>> start Source data

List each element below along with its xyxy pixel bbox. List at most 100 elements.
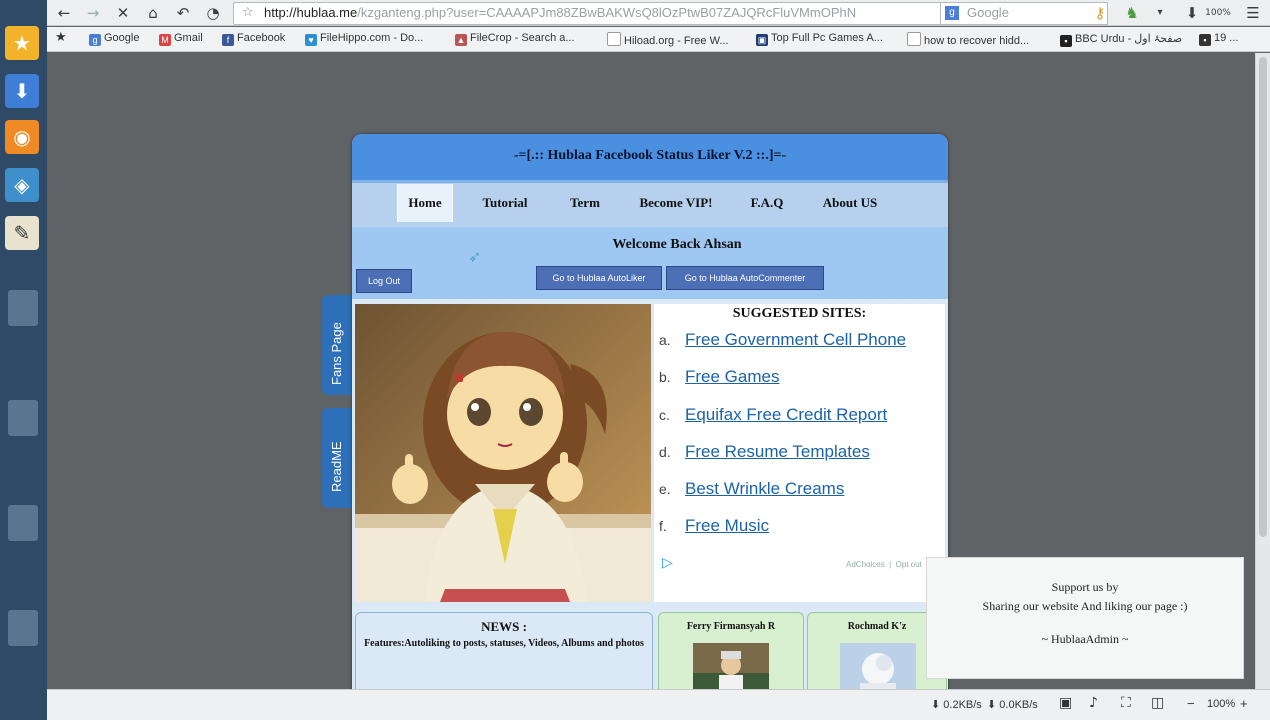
download-icon[interactable]: ⬇ — [5, 74, 39, 108]
nav-faq[interactable]: F.A.Q — [739, 184, 795, 222]
anime-image — [355, 304, 651, 602]
gmail-icon: M — [159, 34, 171, 46]
suggested-link[interactable]: Best Wrinkle Creams — [685, 479, 844, 498]
url-host: http://hublaa.me — [264, 5, 358, 20]
suggested-link[interactable]: Free Music — [685, 516, 769, 535]
bookmark-filehippo[interactable]: ♥ FileHippo.com - Do... — [305, 32, 423, 46]
fullscreen-icon[interactable]: ⛶ — [1121, 695, 1131, 711]
bookmark-facebook[interactable]: f Facebook — [222, 32, 285, 46]
menu-icon[interactable]: ☰ — [1243, 3, 1263, 23]
desktop-item[interactable] — [8, 505, 38, 541]
person-photo — [693, 643, 769, 694]
zoom-in-icon[interactable]: + — [1240, 696, 1248, 711]
rss-icon[interactable]: ◉ — [5, 120, 39, 154]
autocommenter-button[interactable]: Go to Hublaa AutoCommenter — [666, 266, 824, 290]
bookmark-bbc[interactable]: ▪ BBC Urdu - صفحۂ اول — [1060, 32, 1182, 47]
suggested-item[interactable]: a. Free Government Cell Phone — [659, 330, 906, 350]
zoom-level: 100% — [1205, 8, 1231, 18]
facebook-icon: f — [222, 34, 234, 46]
google-icon: g — [89, 34, 101, 46]
desktop-item[interactable] — [8, 400, 38, 436]
welcome-panel: Welcome Back Ahsan Log Out Go to Hublaa … — [352, 227, 948, 299]
person-card[interactable]: Ferry Firmansyah R — [658, 612, 804, 694]
key-icon[interactable]: ⚷ — [1090, 3, 1110, 23]
suggested-link[interactable]: Free Government Cell Phone — [685, 330, 906, 349]
adchoices-icon[interactable]: ▷ — [662, 554, 673, 571]
nav-term[interactable]: Term — [557, 184, 613, 222]
app-icon[interactable]: ◈ — [5, 168, 39, 202]
zoom-out-icon[interactable]: − — [1187, 696, 1195, 711]
readme-tab[interactable]: ReadME — [322, 408, 352, 508]
search-placeholder: Google — [967, 5, 1009, 20]
bookmarks-star-icon[interactable]: ★ — [55, 30, 67, 45]
support-signature: ~ HublaaAdmin ~ — [1041, 632, 1129, 646]
scrollbar-thumb[interactable] — [1259, 57, 1267, 537]
dropdown-icon[interactable]: ▾ — [1150, 3, 1170, 23]
filecrop-icon: ▲ — [455, 34, 467, 46]
suggested-link[interactable]: Free Resume Templates — [685, 442, 870, 461]
person-photo — [840, 643, 916, 694]
autoliker-button[interactable]: Go to Hublaa AutoLiker — [536, 266, 662, 290]
filehippo-icon: ♥ — [305, 34, 317, 46]
suggested-link[interactable]: Free Games — [685, 367, 779, 386]
suggested-sites-panel: SUGGESTED SITES: a. Free Government Cell … — [654, 304, 945, 602]
vertical-scrollbar[interactable] — [1255, 53, 1270, 689]
welcome-text: Welcome Back Ahsan — [612, 237, 742, 252]
games-icon: ▣ — [756, 34, 768, 46]
bookmark-filecrop[interactable]: ▲ FileCrop - Search a... — [455, 32, 575, 46]
news-box: NEWS : Features:Autoliking to posts, sta… — [355, 612, 653, 694]
bookmark-recover[interactable]: how to recover hidd... — [907, 32, 1029, 47]
notepad-icon[interactable]: ✎ — [5, 216, 39, 250]
url-path: /kzganteng.php?user=CAAAAPJm88ZBwBAKWsQ8… — [357, 5, 857, 20]
bbc-icon: ▪ — [1060, 35, 1072, 47]
star-icon[interactable]: ★ — [5, 26, 39, 60]
speaker-icon[interactable]: ♪ — [1089, 695, 1098, 711]
support-popup: Support us by Sharing our website And li… — [926, 557, 1244, 679]
news-title: NEWS : — [481, 619, 527, 634]
bookmark-star-icon[interactable]: ☆ — [242, 3, 254, 23]
logout-button[interactable]: Log Out — [356, 269, 412, 293]
person-name: Ferry Firmansyah R — [686, 621, 776, 632]
bookmark-hiload[interactable]: Hiload.org - Free W... — [607, 32, 729, 47]
desktop-item[interactable] — [8, 290, 38, 326]
desktop-item[interactable] — [8, 610, 38, 646]
screenshot-icon[interactable]: ▣ — [1059, 695, 1072, 711]
suggested-item[interactable]: f. Free Music — [659, 516, 769, 536]
nav-tutorial[interactable]: Tutorial — [470, 184, 540, 222]
site-card: -=[.:: Hublaa Facebook Status Liker V.2 … — [352, 134, 948, 694]
browser-toolbar: ← → ✕ ⌂ ↶ ◔ ☆ http://hublaa.me/kzganteng… — [47, 0, 1270, 26]
bookmark-topgames[interactable]: ▣ Top Full Pc Games A... — [756, 32, 883, 46]
suggested-item[interactable]: e. Best Wrinkle Creams — [659, 479, 844, 499]
news-text: Features:Autoliking to posts, statuses, … — [364, 638, 644, 649]
nav-become-vip[interactable]: Become VIP! — [630, 184, 722, 222]
google-icon: g — [945, 6, 959, 20]
undo-icon[interactable]: ↶ — [173, 3, 193, 23]
suggested-item[interactable]: b. Free Games — [659, 367, 779, 387]
support-line1: Support us by — [1051, 580, 1119, 594]
bookmark-icon: ▪ — [1199, 34, 1211, 46]
extension-icon[interactable]: ♞ — [1122, 3, 1142, 23]
adchoices-text[interactable]: AdChoices | Opt out — [846, 560, 922, 569]
stop-icon[interactable]: ✕ — [113, 3, 133, 23]
nav-about-us[interactable]: About US — [812, 184, 888, 222]
site-title: -=[.:: Hublaa Facebook Status Liker V.2 … — [352, 134, 948, 180]
search-box[interactable]: g Google — [940, 2, 1108, 25]
panel-icon[interactable]: ◫ — [1151, 695, 1164, 711]
bookmark-google[interactable]: g Google — [89, 32, 139, 46]
bookmark-gmail[interactable]: M Gmail — [159, 32, 203, 46]
suggested-item[interactable]: d. Free Resume Templates — [659, 442, 870, 462]
status-bar: ⬇ 0.2KB/s ⬇ 0.0KB/s ▣ ♪ ⛶ ◫ − 100% + — [47, 689, 1270, 720]
fans-page-tab[interactable]: Fans Page — [322, 295, 352, 395]
support-line2: Sharing our website And liking our page … — [982, 599, 1188, 613]
url-bar[interactable]: ☆ http://hublaa.me/kzganteng.php?user=CA… — [233, 2, 965, 25]
bookmark-other[interactable]: ▪ 19 ... — [1199, 32, 1238, 46]
download-manager-icon[interactable]: ⬇ — [1182, 3, 1202, 23]
suggested-link[interactable]: Equifax Free Credit Report — [685, 405, 887, 424]
suggested-title: SUGGESTED SITES: — [732, 306, 867, 321]
forward-icon[interactable]: → — [83, 3, 103, 23]
back-icon[interactable]: ← — [54, 3, 74, 23]
history-icon[interactable]: ◔ — [203, 3, 223, 23]
home-icon[interactable]: ⌂ — [143, 3, 163, 23]
suggested-item[interactable]: c. Equifax Free Credit Report — [659, 405, 887, 425]
nav-home[interactable]: Home — [397, 184, 453, 222]
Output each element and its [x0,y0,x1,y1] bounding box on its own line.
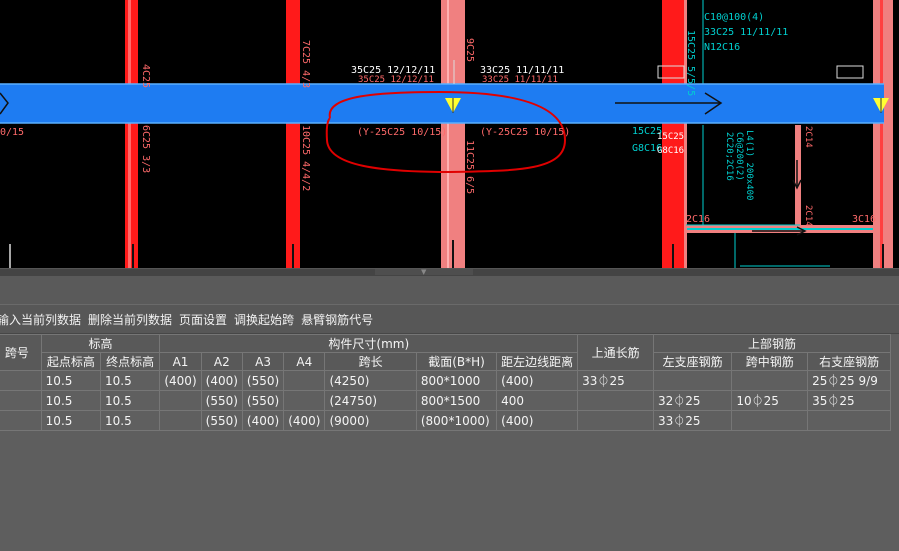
header-span-len: 跨长 [324,352,417,371]
page-setup-button[interactable]: 页面设置 [179,311,227,328]
header-a1: A1 [159,352,202,371]
cantilever-rebar-code-button[interactable]: 悬臂钢筋代号 [301,311,373,328]
label-col-6c25: 6C25 3/3 [140,125,151,173]
cell-top-through[interactable] [577,390,654,411]
cell-span[interactable] [0,390,42,411]
header-section: 截面(B*H) [415,352,498,371]
delete-current-column-button[interactable]: 删除当前列数据 [88,311,172,328]
cell-left-support[interactable] [652,370,733,391]
table-row: 10.5 10.5 (400) (400) (550) (4250) 800*1… [0,370,891,391]
cell-right-support[interactable] [807,410,891,431]
label-beam-l1: L4(1) 200x400 [744,130,754,200]
cell-right-support[interactable]: 25⏀25 9/9 [807,370,891,391]
header-a4: A4 [283,352,326,371]
cell-left-support[interactable]: 32⏀25 [652,390,733,411]
cell-dist-left[interactable]: (400) [496,410,579,431]
label-tr-2: 33C25 11/11/11 [704,27,788,38]
cell-top-through[interactable]: 33⏀25 [577,370,654,391]
cell-a4[interactable] [283,370,326,391]
header-a3: A3 [241,352,285,371]
cell-a2[interactable]: (400) [200,370,243,391]
header-member-size: 构件尺寸(mm) [159,334,579,353]
cell-mid-span[interactable]: 10⏀25 [731,390,809,411]
drawing-svg: 35C25 12/12/11 35C25 12/12/11 33C25 11/1… [0,0,893,268]
label-col-7c25: 7C25 4/3 [300,40,311,88]
cell-mid-span[interactable] [731,410,809,431]
header-end-elev: 终点标高 [100,352,161,371]
cell-a4[interactable] [283,390,326,411]
label-tr-3: N12C16 [704,42,740,53]
cell-span-len[interactable]: (24750) [324,390,417,411]
cell-start-elev[interactable]: 10.5 [40,390,102,411]
header-top-rebar: 上部钢筋 [652,334,892,353]
label-beam-l3: 2C20;2C16 [724,132,734,181]
cell-start-elev[interactable]: 10.5 [40,410,102,431]
header-start-elev: 起点标高 [40,352,102,371]
swap-start-span-button[interactable]: 调换起始跨 [234,311,294,328]
annotation-left: (Y-25C25 10/15) [357,127,447,138]
cell-right-support[interactable]: 35⏀25 [807,390,891,411]
label-col-9c25: 9C25 [464,38,475,62]
cell-span-len[interactable]: (4250) [324,370,417,391]
label-right-2c14b: 2C14 [803,205,813,227]
cell-a1[interactable]: (400) [159,370,202,391]
cell-section[interactable]: 800*1000 [415,370,498,391]
label-mid-cyan-4: G8C16 [657,146,684,156]
cell-start-elev[interactable]: 10.5 [40,370,102,391]
empty-toolbar-row [0,276,899,305]
header-left-support: 左支座钢筋 [652,352,733,371]
cell-section[interactable]: 800*1500 [415,390,498,411]
label-col-11c25: 11C25 6/5 [464,140,475,194]
cell-top-through[interactable] [577,410,654,431]
input-current-column-button[interactable]: 输入当前列数据 [0,311,81,328]
cell-span-len[interactable]: (9000) [324,410,417,431]
cell-span[interactable] [0,370,42,391]
beam-data-table: 跨号 标高 构件尺寸(mm) 上通长筋 上部钢筋 起点标高 终点标高 A1 A2… [0,334,899,551]
label-col-10c25: 10C25 4/4/2 [300,125,311,191]
table-row: 10.5 10.5 (550) (400) (400) (9000) (800*… [0,410,891,431]
chevron-down-icon[interactable]: ▼ [421,269,426,276]
label-right-2c14: 2C14 [803,126,813,148]
cell-left-support[interactable]: 33⏀25 [652,410,733,431]
cell-mid-span[interactable] [731,370,809,391]
header-top-through: 上通长筋 [577,334,654,371]
cell-a3[interactable]: (550) [241,370,285,391]
label-top-left-2: 35C25 12/12/11 [358,75,434,85]
header-dist-left: 距左边线距离 [496,352,579,371]
cell-a4[interactable]: (400) [283,410,326,431]
header-elevation: 标高 [40,334,161,353]
cell-span[interactable] [0,410,42,431]
cell-a1[interactable] [159,410,202,431]
cell-end-elev[interactable]: 10.5 [100,370,161,391]
panel-splitter[interactable]: ▼ [0,268,899,276]
header-a2: A2 [200,352,243,371]
cell-end-elev[interactable]: 10.5 [100,410,161,431]
cell-a1[interactable] [159,390,202,411]
label-right-2c16: 2C16 [686,214,710,225]
label-beam-l2: C6@200(2) [734,132,744,181]
header-right-support: 右支座钢筋 [807,352,891,371]
cell-a2[interactable]: (550) [200,390,243,411]
header-span-no: 跨号 [0,334,42,371]
label-col-4c25: 4C25 [140,64,151,88]
header-mid-span: 跨中钢筋 [731,352,809,371]
table-toolbar: 输入当前列数据 删除当前列数据 页面设置 调换起始跨 悬臂钢筋代号 [0,305,899,334]
cell-a3[interactable]: (550) [241,390,285,411]
label-col-15c25: 15C25 5/5/5 [685,30,696,96]
cell-dist-left[interactable]: 400 [496,390,579,411]
label-mid-cyan-3: 15C25 [657,132,684,142]
cell-a3[interactable]: (400) [241,410,285,431]
annotation-right: (Y-25C25 10/15) [480,127,570,138]
cell-section[interactable]: (800*1000) [415,410,498,431]
label-tr-1: C10@100(4) [704,12,764,23]
cell-dist-left[interactable]: (400) [496,370,579,391]
label-top-right-2: 33C25 11/11/11 [482,75,558,85]
cad-drawing-canvas[interactable]: 35C25 12/12/11 35C25 12/12/11 33C25 11/1… [0,0,899,268]
table-row: 10.5 10.5 (550) (550) (24750) 800*1500 4… [0,390,891,411]
cell-end-elev[interactable]: 10.5 [100,390,161,411]
label-edge-left: 0/15 [0,127,24,138]
cell-a2[interactable]: (550) [200,410,243,431]
label-right-3c16: 3C16 [852,214,876,225]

>> end Source data

**Do this:** Can you render the data as a Markdown table with the columns Row and Line, giving each row a number? Start at the line containing "download-icon[interactable]: ⬇ —", end at the line containing "rss-icon[interactable]: ◉ — [5, 120, 39, 154]", and leave out any blank lines.

**Solution to the problem:**
| Row | Line |
|---|---|
| 1 | download-icon[interactable]: ⬇ — [5, 74, 39, 108] |
| 2 | nav-faq[interactable]: F.A.Q — [739, 184, 795, 222] |
| 3 | anime-image — [355, 304, 651, 602] |
| 4 | gmail-icon: M — [159, 34, 171, 46] |
| 5 | suggested-link[interactable]: Best Wrinkle Creams — [685, 479, 844, 498] |
| 6 | url-host: http://hublaa.me — [264, 5, 358, 20] |
| 7 | suggested-link[interactable]: Free Music — [685, 516, 769, 535] |
| 8 | bookmark-filehippo[interactable]: ♥ FileHippo.com - Do... — [305, 32, 423, 46] |
| 9 | fullscreen-icon[interactable]: ⛶ — [1121, 695, 1131, 711] |
| 10 | bookmark-facebook[interactable]: f Facebook — [222, 32, 285, 46] |
| 11 | menu-icon[interactable]: ☰ — [1243, 3, 1263, 23] |
| 12 | desktop-item[interactable] — [8, 505, 38, 541] |
| 13 | person-photo — [693, 643, 769, 694] |
| 14 | zoom-in-icon[interactable]: + — [1240, 696, 1248, 711] |
| 15 | rss-icon[interactable]: ◉ — [5, 120, 39, 154] |